- _GOAL_
Give back the full material, exactly as it reads.

- _MATERIAL FOR THIS EXERCISE_
==========

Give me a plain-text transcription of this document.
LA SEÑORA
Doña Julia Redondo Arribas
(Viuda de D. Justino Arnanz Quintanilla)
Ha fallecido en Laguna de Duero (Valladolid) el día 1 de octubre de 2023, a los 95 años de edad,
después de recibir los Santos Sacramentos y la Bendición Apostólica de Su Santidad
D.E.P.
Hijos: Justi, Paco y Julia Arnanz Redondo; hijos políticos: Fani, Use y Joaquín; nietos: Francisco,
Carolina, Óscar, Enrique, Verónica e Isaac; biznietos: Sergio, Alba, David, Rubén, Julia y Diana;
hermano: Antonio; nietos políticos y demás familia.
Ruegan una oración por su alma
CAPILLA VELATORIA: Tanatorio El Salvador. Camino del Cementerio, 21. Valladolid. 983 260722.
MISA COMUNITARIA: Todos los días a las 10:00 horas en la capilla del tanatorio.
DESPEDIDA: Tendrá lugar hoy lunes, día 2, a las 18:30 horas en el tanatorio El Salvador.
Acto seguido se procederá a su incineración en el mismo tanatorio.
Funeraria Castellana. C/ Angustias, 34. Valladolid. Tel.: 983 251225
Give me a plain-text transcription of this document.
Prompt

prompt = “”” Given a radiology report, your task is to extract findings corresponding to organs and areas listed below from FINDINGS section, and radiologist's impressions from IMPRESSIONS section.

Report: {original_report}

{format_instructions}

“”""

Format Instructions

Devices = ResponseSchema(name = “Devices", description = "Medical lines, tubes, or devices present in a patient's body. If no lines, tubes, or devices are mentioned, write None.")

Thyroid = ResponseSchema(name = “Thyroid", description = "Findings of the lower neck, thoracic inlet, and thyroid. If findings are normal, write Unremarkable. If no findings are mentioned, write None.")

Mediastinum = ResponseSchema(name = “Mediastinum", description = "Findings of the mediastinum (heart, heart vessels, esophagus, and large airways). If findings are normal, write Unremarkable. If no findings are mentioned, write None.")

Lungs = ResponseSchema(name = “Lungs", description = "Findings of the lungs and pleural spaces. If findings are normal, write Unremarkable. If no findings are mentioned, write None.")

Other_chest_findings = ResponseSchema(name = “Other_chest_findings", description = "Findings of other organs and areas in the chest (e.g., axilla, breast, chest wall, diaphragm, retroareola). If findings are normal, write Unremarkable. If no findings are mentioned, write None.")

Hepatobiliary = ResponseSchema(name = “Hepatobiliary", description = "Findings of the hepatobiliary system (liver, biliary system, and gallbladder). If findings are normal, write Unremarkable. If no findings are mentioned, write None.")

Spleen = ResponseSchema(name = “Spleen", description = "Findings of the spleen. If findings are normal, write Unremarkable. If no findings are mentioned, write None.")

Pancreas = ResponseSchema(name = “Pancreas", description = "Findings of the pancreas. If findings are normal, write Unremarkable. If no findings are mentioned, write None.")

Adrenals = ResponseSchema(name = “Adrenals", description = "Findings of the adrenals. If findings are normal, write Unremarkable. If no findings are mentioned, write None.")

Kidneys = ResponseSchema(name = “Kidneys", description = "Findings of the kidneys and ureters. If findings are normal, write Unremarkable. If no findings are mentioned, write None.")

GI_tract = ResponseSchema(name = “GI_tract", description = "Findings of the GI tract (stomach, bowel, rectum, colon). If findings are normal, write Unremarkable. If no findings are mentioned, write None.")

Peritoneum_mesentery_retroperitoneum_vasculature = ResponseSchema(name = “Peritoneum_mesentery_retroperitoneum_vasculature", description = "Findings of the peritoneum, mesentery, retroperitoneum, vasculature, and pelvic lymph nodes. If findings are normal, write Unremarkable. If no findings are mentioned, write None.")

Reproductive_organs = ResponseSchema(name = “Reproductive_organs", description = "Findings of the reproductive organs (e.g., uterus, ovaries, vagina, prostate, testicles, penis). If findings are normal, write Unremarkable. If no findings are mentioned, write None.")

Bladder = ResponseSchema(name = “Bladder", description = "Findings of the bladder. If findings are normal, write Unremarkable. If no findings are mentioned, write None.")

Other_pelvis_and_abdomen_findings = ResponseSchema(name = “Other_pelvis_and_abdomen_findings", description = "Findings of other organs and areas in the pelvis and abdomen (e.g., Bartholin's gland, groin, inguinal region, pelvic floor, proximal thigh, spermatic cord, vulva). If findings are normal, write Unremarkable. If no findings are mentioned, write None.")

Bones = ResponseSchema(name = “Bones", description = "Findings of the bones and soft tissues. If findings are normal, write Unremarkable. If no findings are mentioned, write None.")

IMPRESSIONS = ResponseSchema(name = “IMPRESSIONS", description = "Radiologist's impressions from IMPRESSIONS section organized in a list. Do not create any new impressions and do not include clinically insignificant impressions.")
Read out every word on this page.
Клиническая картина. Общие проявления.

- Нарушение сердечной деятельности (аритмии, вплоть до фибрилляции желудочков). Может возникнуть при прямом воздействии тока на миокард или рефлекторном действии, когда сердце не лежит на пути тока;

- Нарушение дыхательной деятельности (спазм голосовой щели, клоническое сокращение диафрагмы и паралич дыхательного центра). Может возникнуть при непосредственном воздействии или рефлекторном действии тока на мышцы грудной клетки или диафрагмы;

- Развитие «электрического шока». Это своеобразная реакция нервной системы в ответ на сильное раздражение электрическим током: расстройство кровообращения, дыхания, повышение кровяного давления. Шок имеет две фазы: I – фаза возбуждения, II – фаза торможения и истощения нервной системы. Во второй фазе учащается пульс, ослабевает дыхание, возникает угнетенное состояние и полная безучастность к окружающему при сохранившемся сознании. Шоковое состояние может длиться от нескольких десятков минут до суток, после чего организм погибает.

==========

- _SOLUTION TO THIS TASK_
Give me a plain-text transcription of this document.
LA SEÑORA
Doña Julia Redondo Arribas
(Viuda de D. Justino Arnanz Quintanilla)
Ha fallecido en Laguna de Duero (Valladolid) el día 1 de octubre de 2023, a los 95 años de edad,
después de recibir los Santos Sacramentos y la Bendición Apostólica de Su Santidad
D.E.P.
Hijos: Justi, Paco y Julia Arnanz Redondo; hijos políticos: Fani, Use y Joaquín; nietos: Francisco,
Carolina, Óscar, Enrique, Verónica e Isaac; biznietos: Sergio, Alba, David, Rubén, Julia y Diana;
hermano: Antonio; nietos políticos y demás familia.
Ruegan una oración por su alma
CAPILLA VELATORIA: Tanatorio El Salvador. Camino del Cementerio, 21. Valladolid. 983 260722.
MISA COMUNITARIA: Todos los días a las 10:00 horas en la capilla del tanatorio.
DESPEDIDA: Tendrá lugar hoy lunes, día 2, a las 18:30 horas en el tanatorio El Salvador.
Acto seguido se procederá a su incineración en el mismo tanatorio.
Funeraria Castellana. C/ Angustias, 34. Valladolid. Tel.: 983 251225
Give me a plain-text transcription of this document.
Prompt

prompt = “”” Given a radiology report, your task is to extract findings corresponding to organs and areas listed below from FINDINGS section, and radiologist's impressions from IMPRESSIONS section.

Report: {original_report}

{format_instructions}

“”""

Format Instructions

Devices = ResponseSchema(name = “Devices", description = "Medical lines, tubes, or devices present in a patient's body. If no lines, tubes, or devices are mentioned, write None.")

Thyroid = ResponseSchema(name = “Thyroid", description = "Findings of the lower neck, thoracic inlet, and thyroid. If findings are normal, write Unremarkable. If no findings are mentioned, write None.")

Mediastinum = ResponseSchema(name = “Mediastinum", description = "Findings of the mediastinum (heart, heart vessels, esophagus, and large airways). If findings are normal, write Unremarkable. If no findings are mentioned, write None.")

Lungs = ResponseSchema(name = “Lungs", description = "Findings of the lungs and pleural spaces. If findings are normal, write Unremarkable. If no findings are mentioned, write None.")

Other_chest_findings = ResponseSchema(name = “Other_chest_findings", description = "Findings of other organs and areas in the chest (e.g., axilla, breast, chest wall, diaphragm, retroareola). If findings are normal, write Unremarkable. If no findings are mentioned, write None.")

Hepatobiliary = ResponseSchema(name = “Hepatobiliary", description = "Findings of the hepatobiliary system (liver, biliary system, and gallbladder). If findings are normal, write Unremarkable. If no findings are mentioned, write None.")

Spleen = ResponseSchema(name = “Spleen", description = "Findings of the spleen. If findings are normal, write Unremarkable. If no findings are mentioned, write None.")

Pancreas = ResponseSchema(name = “Pancreas", description = "Findings of the pancreas. If findings are normal, write Unremarkable. If no findings are mentioned, write None.")

Adrenals = ResponseSchema(name = “Adrenals", description = "Findings of the adrenals. If findings are normal, write Unremarkable. If no findings are mentioned, write None.")

Kidneys = ResponseSchema(name = “Kidneys", description = "Findings of the kidneys and ureters. If findings are normal, write Unremarkable. If no findings are mentioned, write None.")

GI_tract = ResponseSchema(name = “GI_tract", description = "Findings of the GI tract (stomach, bowel, rectum, colon). If findings are normal, write Unremarkable. If no findings are mentioned, write None.")

Peritoneum_mesentery_retroperitoneum_vasculature = ResponseSchema(name = “Peritoneum_mesentery_retroperitoneum_vasculature", description = "Findings of the peritoneum, mesentery, retroperitoneum, vasculature, and pelvic lymph nodes. If findings are normal, write Unremarkable. If no findings are mentioned, write None.")

Reproductive_organs = ResponseSchema(name = “Reproductive_organs", description = "Findings of the reproductive organs (e.g., uterus, ovaries, vagina, prostate, testicles, penis). If findings are normal, write Unremarkable. If no findings are mentioned, write None.")

Bladder = ResponseSchema(name = “Bladder", description = "Findings of the bladder. If findings are normal, write Unremarkable. If no findings are mentioned, write None.")

Other_pelvis_and_abdomen_findings = ResponseSchema(name = “Other_pelvis_and_abdomen_findings", description = "Findings of other organs and areas in the pelvis and abdomen (e.g., Bartholin's gland, groin, inguinal region, pelvic floor, proximal thigh, spermatic cord, vulva). If findings are normal, write Unremarkable. If no findings are mentioned, write None.")

Bones = ResponseSchema(name = “Bones", description = "Findings of the bones and soft tissues. If findings are normal, write Unremarkable. If no findings are mentioned, write None.")

IMPRESSIONS = ResponseSchema(name = “IMPRESSIONS", description = "Radiologist's impressions from IMPRESSIONS section organized in a list. Do not create any new impressions and do not include clinically insignificant impressions.")
Read out every word on this page.
Клиническая картина. Общие проявления.

- Нарушение сердечной деятельности (аритмии, вплоть до фибрилляции желудочков). Может возникнуть при прямом воздействии тока на миокард или рефлекторном действии, когда сердце не лежит на пути тока;

- Нарушение дыхательной деятельности (спазм голосовой щели, клоническое сокращение диафрагмы и паралич дыхательного центра). Может возникнуть при непосредственном воздействии или рефлекторном действии тока на мышцы грудной клетки или диафрагмы;

- Развитие «электрического шока». Это своеобразная реакция нервной системы в ответ на сильное раздражение электрическим током: расстройство кровообращения, дыхания, повышение кровяного давления. Шок имеет две фазы: I – фаза возбуждения, II – фаза торможения и истощения нервной системы. Во второй фазе учащается пульс, ослабевает дыхание, возникает угнетенное состояние и полная безучастность к окружающему при сохранившемся сознании. Шоковое состояние может длиться от нескольких десятков минут до суток, после чего организм погибает.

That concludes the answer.